**JOB**. Exclude the pictures, then repeat the remaining data exactly.

◆ ◆ ◆ ◆

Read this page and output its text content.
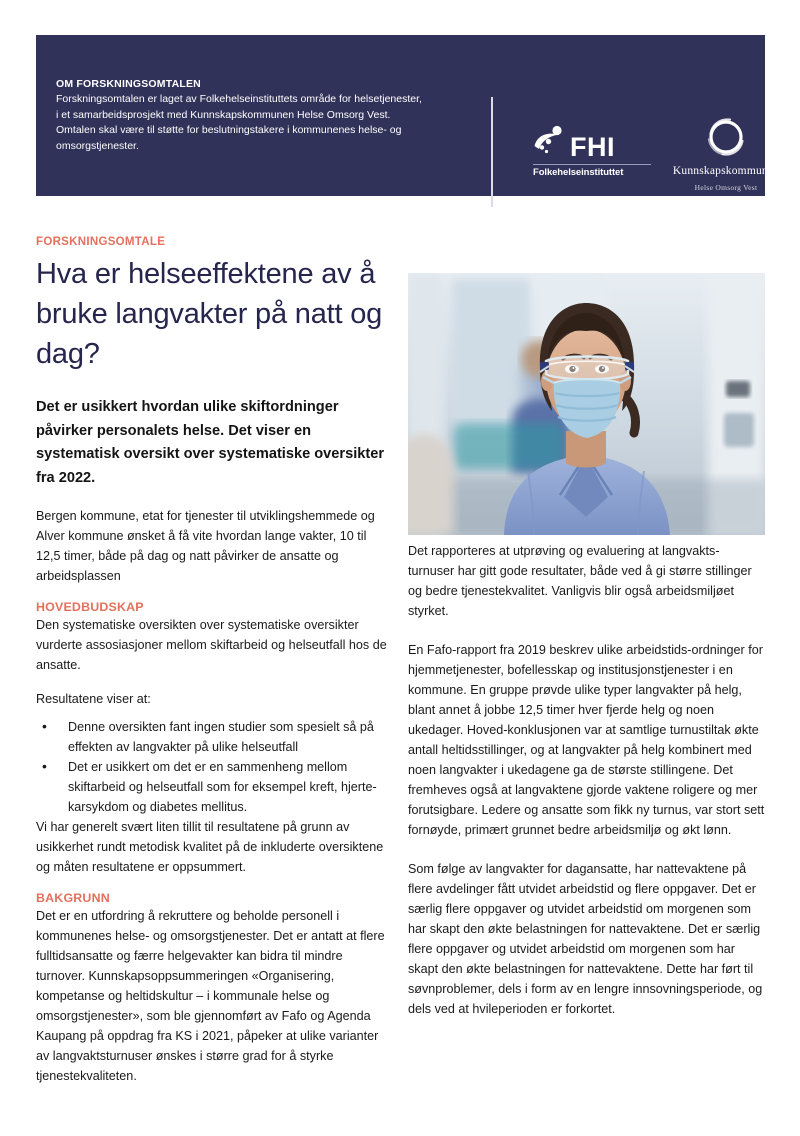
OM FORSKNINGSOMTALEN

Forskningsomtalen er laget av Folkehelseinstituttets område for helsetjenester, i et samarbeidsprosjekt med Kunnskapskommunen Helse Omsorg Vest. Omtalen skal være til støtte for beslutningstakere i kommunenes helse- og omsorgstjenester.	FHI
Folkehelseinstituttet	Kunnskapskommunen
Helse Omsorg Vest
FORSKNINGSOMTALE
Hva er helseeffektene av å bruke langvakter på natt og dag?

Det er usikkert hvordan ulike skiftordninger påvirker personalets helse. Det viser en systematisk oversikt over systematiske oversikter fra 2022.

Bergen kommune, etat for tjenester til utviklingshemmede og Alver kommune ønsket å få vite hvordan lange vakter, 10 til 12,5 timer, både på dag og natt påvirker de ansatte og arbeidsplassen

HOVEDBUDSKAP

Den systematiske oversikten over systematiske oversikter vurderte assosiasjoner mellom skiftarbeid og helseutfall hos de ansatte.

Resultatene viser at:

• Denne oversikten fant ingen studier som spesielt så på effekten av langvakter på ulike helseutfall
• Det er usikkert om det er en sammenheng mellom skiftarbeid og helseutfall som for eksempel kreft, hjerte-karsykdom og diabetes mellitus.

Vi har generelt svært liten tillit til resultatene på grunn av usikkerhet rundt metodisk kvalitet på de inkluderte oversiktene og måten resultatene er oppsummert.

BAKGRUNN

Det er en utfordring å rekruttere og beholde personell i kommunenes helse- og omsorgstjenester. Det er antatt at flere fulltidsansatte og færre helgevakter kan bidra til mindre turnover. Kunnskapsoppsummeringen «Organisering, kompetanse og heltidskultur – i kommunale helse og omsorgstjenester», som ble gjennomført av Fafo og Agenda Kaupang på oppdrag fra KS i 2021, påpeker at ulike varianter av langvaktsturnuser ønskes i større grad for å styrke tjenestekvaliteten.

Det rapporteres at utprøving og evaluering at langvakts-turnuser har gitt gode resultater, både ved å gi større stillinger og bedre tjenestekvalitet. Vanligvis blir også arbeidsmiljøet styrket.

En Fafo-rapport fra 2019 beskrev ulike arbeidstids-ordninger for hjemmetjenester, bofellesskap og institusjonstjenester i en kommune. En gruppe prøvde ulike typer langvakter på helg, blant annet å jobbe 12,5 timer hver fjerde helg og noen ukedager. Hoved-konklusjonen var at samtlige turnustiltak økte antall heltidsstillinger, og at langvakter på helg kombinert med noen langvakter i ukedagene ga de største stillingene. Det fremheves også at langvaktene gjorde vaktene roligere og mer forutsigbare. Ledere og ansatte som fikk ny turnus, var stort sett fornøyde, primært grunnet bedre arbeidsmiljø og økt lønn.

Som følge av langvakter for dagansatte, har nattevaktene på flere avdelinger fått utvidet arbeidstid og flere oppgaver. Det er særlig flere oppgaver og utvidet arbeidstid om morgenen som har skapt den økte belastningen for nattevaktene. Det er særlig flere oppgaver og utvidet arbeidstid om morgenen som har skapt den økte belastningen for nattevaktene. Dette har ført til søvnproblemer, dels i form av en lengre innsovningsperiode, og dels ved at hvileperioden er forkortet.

◆ ◆ ◆ ◆

**FINISHED ANSWER**.
Read this page and output its text content.
OM FORSKNINGSOMTALEN

Forskningsomtalen er laget av Folkehelseinstituttets område for helsetjenester, i et samarbeidsprosjekt med Kunnskapskommunen Helse Omsorg Vest. Omtalen skal være til støtte for beslutningstakere i kommunenes helse- og omsorgstjenester.	FHI
Folkehelseinstituttet	Kunnskapskommunen
Helse Omsorg Vest
FORSKNINGSOMTALE
Hva er helseeffektene av å bruke langvakter på natt og dag?

Det er usikkert hvordan ulike skiftordninger påvirker personalets helse. Det viser en systematisk oversikt over systematiske oversikter fra 2022.

Bergen kommune, etat for tjenester til utviklingshemmede og Alver kommune ønsket å få vite hvordan lange vakter, 10 til 12,5 timer, både på dag og natt påvirker de ansatte og arbeidsplassen

HOVEDBUDSKAP

Den systematiske oversikten over systematiske oversikter vurderte assosiasjoner mellom skiftarbeid og helseutfall hos de ansatte.

Resultatene viser at:

• Denne oversikten fant ingen studier som spesielt så på effekten av langvakter på ulike helseutfall
• Det er usikkert om det er en sammenheng mellom skiftarbeid og helseutfall som for eksempel kreft, hjerte-karsykdom og diabetes mellitus.

Vi har generelt svært liten tillit til resultatene på grunn av usikkerhet rundt metodisk kvalitet på de inkluderte oversiktene og måten resultatene er oppsummert.

BAKGRUNN

Det er en utfordring å rekruttere og beholde personell i kommunenes helse- og omsorgstjenester. Det er antatt at flere fulltidsansatte og færre helgevakter kan bidra til mindre turnover. Kunnskapsoppsummeringen «Organisering, kompetanse og heltidskultur – i kommunale helse og omsorgstjenester», som ble gjennomført av Fafo og Agenda Kaupang på oppdrag fra KS i 2021, påpeker at ulike varianter av langvaktsturnuser ønskes i større grad for å styrke tjenestekvaliteten.

Det rapporteres at utprøving og evaluering at langvakts-turnuser har gitt gode resultater, både ved å gi større stillinger og bedre tjenestekvalitet. Vanligvis blir også arbeidsmiljøet styrket.

En Fafo-rapport fra 2019 beskrev ulike arbeidstids-ordninger for hjemmetjenester, bofellesskap og institusjonstjenester i en kommune. En gruppe prøvde ulike typer langvakter på helg, blant annet å jobbe 12,5 timer hver fjerde helg og noen ukedager. Hoved-konklusjonen var at samtlige turnustiltak økte antall heltidsstillinger, og at langvakter på helg kombinert med noen langvakter i ukedagene ga de største stillingene. Det fremheves også at langvaktene gjorde vaktene roligere og mer forutsigbare. Ledere og ansatte som fikk ny turnus, var stort sett fornøyde, primært grunnet bedre arbeidsmiljø og økt lønn.

Som følge av langvakter for dagansatte, har nattevaktene på flere avdelinger fått utvidet arbeidstid og flere oppgaver. Det er særlig flere oppgaver og utvidet arbeidstid om morgenen som har skapt den økte belastningen for nattevaktene. Det er særlig flere oppgaver og utvidet arbeidstid om morgenen som har skapt den økte belastningen for nattevaktene. Dette har ført til søvnproblemer, dels i form av en lengre innsovningsperiode, og dels ved at hvileperioden er forkortet.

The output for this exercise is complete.